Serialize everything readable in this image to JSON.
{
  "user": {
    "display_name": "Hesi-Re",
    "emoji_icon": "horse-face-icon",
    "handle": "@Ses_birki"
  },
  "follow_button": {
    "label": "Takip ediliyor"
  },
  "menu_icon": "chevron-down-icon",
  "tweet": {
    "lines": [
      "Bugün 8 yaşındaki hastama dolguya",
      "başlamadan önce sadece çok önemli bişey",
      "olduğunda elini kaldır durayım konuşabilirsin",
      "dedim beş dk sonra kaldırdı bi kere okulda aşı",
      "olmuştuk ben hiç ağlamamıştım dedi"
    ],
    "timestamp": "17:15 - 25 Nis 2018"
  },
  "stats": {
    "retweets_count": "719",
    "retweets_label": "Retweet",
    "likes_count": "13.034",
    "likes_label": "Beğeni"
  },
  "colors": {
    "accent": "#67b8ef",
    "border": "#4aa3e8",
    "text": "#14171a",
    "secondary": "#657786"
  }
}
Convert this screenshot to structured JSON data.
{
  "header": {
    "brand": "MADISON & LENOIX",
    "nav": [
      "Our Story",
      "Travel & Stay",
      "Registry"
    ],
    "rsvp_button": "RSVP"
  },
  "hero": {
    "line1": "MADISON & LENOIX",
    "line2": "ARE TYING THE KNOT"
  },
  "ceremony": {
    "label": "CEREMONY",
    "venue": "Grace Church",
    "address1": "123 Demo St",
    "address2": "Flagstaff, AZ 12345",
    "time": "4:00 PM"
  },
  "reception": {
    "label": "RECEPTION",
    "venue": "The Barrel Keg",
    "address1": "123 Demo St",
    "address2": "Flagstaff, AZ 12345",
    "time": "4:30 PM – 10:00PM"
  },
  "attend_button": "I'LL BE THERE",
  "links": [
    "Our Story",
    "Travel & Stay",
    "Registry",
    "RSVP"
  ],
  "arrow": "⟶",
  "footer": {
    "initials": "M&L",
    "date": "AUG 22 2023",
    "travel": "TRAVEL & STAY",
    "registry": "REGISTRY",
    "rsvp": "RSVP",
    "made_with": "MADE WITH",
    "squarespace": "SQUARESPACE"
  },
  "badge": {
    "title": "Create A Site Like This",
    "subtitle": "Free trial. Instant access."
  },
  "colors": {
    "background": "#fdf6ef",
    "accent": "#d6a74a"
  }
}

-------------------------

**STATED GOAL:** Transcribe all lines as written.

**CORRECT RESULT:**
Serialize everything readable in this image to JSON.
{
  "user": {
    "display_name": "Hesi-Re",
    "emoji_icon": "horse-face-icon",
    "handle": "@Ses_birki"
  },
  "follow_button": {
    "label": "Takip ediliyor"
  },
  "menu_icon": "chevron-down-icon",
  "tweet": {
    "lines": [
      "Bugün 8 yaşındaki hastama dolguya",
      "başlamadan önce sadece çok önemli bişey",
      "olduğunda elini kaldır durayım konuşabilirsin",
      "dedim beş dk sonra kaldırdı bi kere okulda aşı",
      "olmuştuk ben hiç ağlamamıştım dedi"
    ],
    "timestamp": "17:15 - 25 Nis 2018"
  },
  "stats": {
    "retweets_count": "719",
    "retweets_label": "Retweet",
    "likes_count": "13.034",
    "likes_label": "Beğeni"
  },
  "colors": {
    "accent": "#67b8ef",
    "border": "#4aa3e8",
    "text": "#14171a",
    "secondary": "#657786"
  }
}
Convert this screenshot to structured JSON data.
{
  "header": {
    "brand": "MADISON & LENOIX",
    "nav": [
      "Our Story",
      "Travel & Stay",
      "Registry"
    ],
    "rsvp_button": "RSVP"
  },
  "hero": {
    "line1": "MADISON & LENOIX",
    "line2": "ARE TYING THE KNOT"
  },
  "ceremony": {
    "label": "CEREMONY",
    "venue": "Grace Church",
    "address1": "123 Demo St",
    "address2": "Flagstaff, AZ 12345",
    "time": "4:00 PM"
  },
  "reception": {
    "label": "RECEPTION",
    "venue": "The Barrel Keg",
    "address1": "123 Demo St",
    "address2": "Flagstaff, AZ 12345",
    "time": "4:30 PM – 10:00PM"
  },
  "attend_button": "I'LL BE THERE",
  "links": [
    "Our Story",
    "Travel & Stay",
    "Registry",
    "RSVP"
  ],
  "arrow": "⟶",
  "footer": {
    "initials": "M&L",
    "date": "AUG 22 2023",
    "travel": "TRAVEL & STAY",
    "registry": "REGISTRY",
    "rsvp": "RSVP",
    "made_with": "MADE WITH",
    "squarespace": "SQUARESPACE"
  },
  "badge": {
    "title": "Create A Site Like This",
    "subtitle": "Free trial. Instant access."
  },
  "colors": {
    "background": "#fdf6ef",
    "accent": "#d6a74a"
  }
}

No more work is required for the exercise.